• What to work on: Every record should be repeated exactly, except that pictures are left out.

━━━━━ Data for the task ━━━━━

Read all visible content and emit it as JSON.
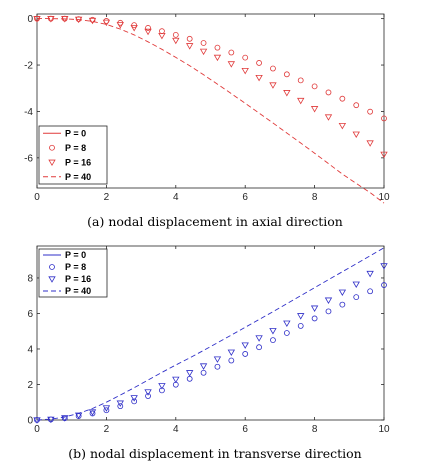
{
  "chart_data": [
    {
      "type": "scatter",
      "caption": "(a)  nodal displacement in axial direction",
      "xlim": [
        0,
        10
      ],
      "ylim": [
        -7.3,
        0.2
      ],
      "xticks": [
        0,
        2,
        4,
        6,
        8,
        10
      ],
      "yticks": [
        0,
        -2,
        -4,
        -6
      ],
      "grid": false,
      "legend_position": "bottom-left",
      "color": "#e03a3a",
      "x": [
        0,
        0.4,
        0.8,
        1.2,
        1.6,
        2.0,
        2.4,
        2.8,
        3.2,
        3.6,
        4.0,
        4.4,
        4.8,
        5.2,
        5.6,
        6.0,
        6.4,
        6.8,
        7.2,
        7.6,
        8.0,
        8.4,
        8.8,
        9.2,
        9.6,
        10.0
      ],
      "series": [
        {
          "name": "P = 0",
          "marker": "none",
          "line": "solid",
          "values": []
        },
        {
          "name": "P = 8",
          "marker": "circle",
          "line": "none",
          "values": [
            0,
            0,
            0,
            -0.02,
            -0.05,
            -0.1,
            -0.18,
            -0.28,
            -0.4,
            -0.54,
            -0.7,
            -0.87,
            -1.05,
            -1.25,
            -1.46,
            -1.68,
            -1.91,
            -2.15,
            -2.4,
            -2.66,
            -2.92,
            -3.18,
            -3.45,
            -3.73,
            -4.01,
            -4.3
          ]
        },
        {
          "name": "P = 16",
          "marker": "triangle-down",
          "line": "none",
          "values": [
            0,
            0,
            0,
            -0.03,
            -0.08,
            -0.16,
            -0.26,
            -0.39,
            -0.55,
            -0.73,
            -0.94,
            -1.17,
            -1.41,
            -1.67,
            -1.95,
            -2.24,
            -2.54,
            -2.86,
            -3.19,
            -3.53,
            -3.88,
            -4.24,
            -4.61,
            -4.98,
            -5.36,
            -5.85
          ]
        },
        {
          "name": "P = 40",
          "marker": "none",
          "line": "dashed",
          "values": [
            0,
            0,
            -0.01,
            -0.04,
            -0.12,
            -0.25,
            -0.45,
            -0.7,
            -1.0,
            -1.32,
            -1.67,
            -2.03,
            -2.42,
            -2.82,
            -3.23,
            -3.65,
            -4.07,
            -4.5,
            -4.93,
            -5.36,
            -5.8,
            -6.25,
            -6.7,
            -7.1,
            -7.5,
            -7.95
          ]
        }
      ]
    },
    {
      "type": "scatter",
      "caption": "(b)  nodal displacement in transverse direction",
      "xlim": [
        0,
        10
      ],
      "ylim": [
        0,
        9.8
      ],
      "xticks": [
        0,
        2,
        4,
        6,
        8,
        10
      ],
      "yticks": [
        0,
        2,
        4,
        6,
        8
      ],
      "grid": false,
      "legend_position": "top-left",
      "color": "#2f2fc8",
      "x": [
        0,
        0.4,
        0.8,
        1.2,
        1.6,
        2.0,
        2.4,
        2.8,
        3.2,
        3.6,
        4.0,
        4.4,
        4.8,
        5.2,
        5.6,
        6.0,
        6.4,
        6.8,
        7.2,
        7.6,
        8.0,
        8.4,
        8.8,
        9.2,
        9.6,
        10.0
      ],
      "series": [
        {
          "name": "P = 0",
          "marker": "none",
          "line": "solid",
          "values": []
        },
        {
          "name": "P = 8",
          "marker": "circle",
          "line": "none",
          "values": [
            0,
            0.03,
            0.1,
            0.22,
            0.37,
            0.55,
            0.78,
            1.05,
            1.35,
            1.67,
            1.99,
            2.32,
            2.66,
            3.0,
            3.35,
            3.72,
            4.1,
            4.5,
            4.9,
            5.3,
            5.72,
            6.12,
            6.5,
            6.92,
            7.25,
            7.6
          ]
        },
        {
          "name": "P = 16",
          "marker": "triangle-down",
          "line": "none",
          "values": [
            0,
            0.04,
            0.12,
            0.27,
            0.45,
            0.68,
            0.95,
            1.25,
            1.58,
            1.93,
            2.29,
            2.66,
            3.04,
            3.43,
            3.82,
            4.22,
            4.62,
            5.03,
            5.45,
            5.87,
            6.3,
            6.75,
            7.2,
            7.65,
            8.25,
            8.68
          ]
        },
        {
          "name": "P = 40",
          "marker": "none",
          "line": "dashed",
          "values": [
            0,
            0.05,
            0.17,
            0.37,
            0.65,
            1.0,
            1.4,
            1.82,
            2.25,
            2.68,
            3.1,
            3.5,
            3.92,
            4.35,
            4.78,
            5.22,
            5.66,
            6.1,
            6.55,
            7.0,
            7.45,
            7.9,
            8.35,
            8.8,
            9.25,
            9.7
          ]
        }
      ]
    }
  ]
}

━━━━━

• Solution for this task:
Read all visible content and emit it as JSON.
{
  "chart_data": [
    {
      "type": "scatter",
      "caption": "(a)  nodal displacement in axial direction",
      "xlim": [
        0,
        10
      ],
      "ylim": [
        -7.3,
        0.2
      ],
      "xticks": [
        0,
        2,
        4,
        6,
        8,
        10
      ],
      "yticks": [
        0,
        -2,
        -4,
        -6
      ],
      "grid": false,
      "legend_position": "bottom-left",
      "color": "#e03a3a",
      "x": [
        0,
        0.4,
        0.8,
        1.2,
        1.6,
        2.0,
        2.4,
        2.8,
        3.2,
        3.6,
        4.0,
        4.4,
        4.8,
        5.2,
        5.6,
        6.0,
        6.4,
        6.8,
        7.2,
        7.6,
        8.0,
        8.4,
        8.8,
        9.2,
        9.6,
        10.0
      ],
      "series": [
        {
          "name": "P = 0",
          "marker": "none",
          "line": "solid",
          "values": []
        },
        {
          "name": "P = 8",
          "marker": "circle",
          "line": "none",
          "values": [
            0,
            0,
            0,
            -0.02,
            -0.05,
            -0.1,
            -0.18,
            -0.28,
            -0.4,
            -0.54,
            -0.7,
            -0.87,
            -1.05,
            -1.25,
            -1.46,
            -1.68,
            -1.91,
            -2.15,
            -2.4,
            -2.66,
            -2.92,
            -3.18,
            -3.45,
            -3.73,
            -4.01,
            -4.3
          ]
        },
        {
          "name": "P = 16",
          "marker": "triangle-down",
          "line": "none",
          "values": [
            0,
            0,
            0,
            -0.03,
            -0.08,
            -0.16,
            -0.26,
            -0.39,
            -0.55,
            -0.73,
            -0.94,
            -1.17,
            -1.41,
            -1.67,
            -1.95,
            -2.24,
            -2.54,
            -2.86,
            -3.19,
            -3.53,
            -3.88,
            -4.24,
            -4.61,
            -4.98,
            -5.36,
            -5.85
          ]
        },
        {
          "name": "P = 40",
          "marker": "none",
          "line": "dashed",
          "values": [
            0,
            0,
            -0.01,
            -0.04,
            -0.12,
            -0.25,
            -0.45,
            -0.7,
            -1.0,
            -1.32,
            -1.67,
            -2.03,
            -2.42,
            -2.82,
            -3.23,
            -3.65,
            -4.07,
            -4.5,
            -4.93,
            -5.36,
            -5.8,
            -6.25,
            -6.7,
            -7.1,
            -7.5,
            -7.95
          ]
        }
      ]
    },
    {
      "type": "scatter",
      "caption": "(b)  nodal displacement in transverse direction",
      "xlim": [
        0,
        10
      ],
      "ylim": [
        0,
        9.8
      ],
      "xticks": [
        0,
        2,
        4,
        6,
        8,
        10
      ],
      "yticks": [
        0,
        2,
        4,
        6,
        8
      ],
      "grid": false,
      "legend_position": "top-left",
      "color": "#2f2fc8",
      "x": [
        0,
        0.4,
        0.8,
        1.2,
        1.6,
        2.0,
        2.4,
        2.8,
        3.2,
        3.6,
        4.0,
        4.4,
        4.8,
        5.2,
        5.6,
        6.0,
        6.4,
        6.8,
        7.2,
        7.6,
        8.0,
        8.4,
        8.8,
        9.2,
        9.6,
        10.0
      ],
      "series": [
        {
          "name": "P = 0",
          "marker": "none",
          "line": "solid",
          "values": []
        },
        {
          "name": "P = 8",
          "marker": "circle",
          "line": "none",
          "values": [
            0,
            0.03,
            0.1,
            0.22,
            0.37,
            0.55,
            0.78,
            1.05,
            1.35,
            1.67,
            1.99,
            2.32,
            2.66,
            3.0,
            3.35,
            3.72,
            4.1,
            4.5,
            4.9,
            5.3,
            5.72,
            6.12,
            6.5,
            6.92,
            7.25,
            7.6
          ]
        },
        {
          "name": "P = 16",
          "marker": "triangle-down",
          "line": "none",
          "values": [
            0,
            0.04,
            0.12,
            0.27,
            0.45,
            0.68,
            0.95,
            1.25,
            1.58,
            1.93,
            2.29,
            2.66,
            3.04,
            3.43,
            3.82,
            4.22,
            4.62,
            5.03,
            5.45,
            5.87,
            6.3,
            6.75,
            7.2,
            7.65,
            8.25,
            8.68
          ]
        },
        {
          "name": "P = 40",
          "marker": "none",
          "line": "dashed",
          "values": [
            0,
            0.05,
            0.17,
            0.37,
            0.65,
            1.0,
            1.4,
            1.82,
            2.25,
            2.68,
            3.1,
            3.5,
            3.92,
            4.35,
            4.78,
            5.22,
            5.66,
            6.1,
            6.55,
            7.0,
            7.45,
            7.9,
            8.35,
            8.8,
            9.25,
            9.7
          ]
        }
      ]
    }
  ]
}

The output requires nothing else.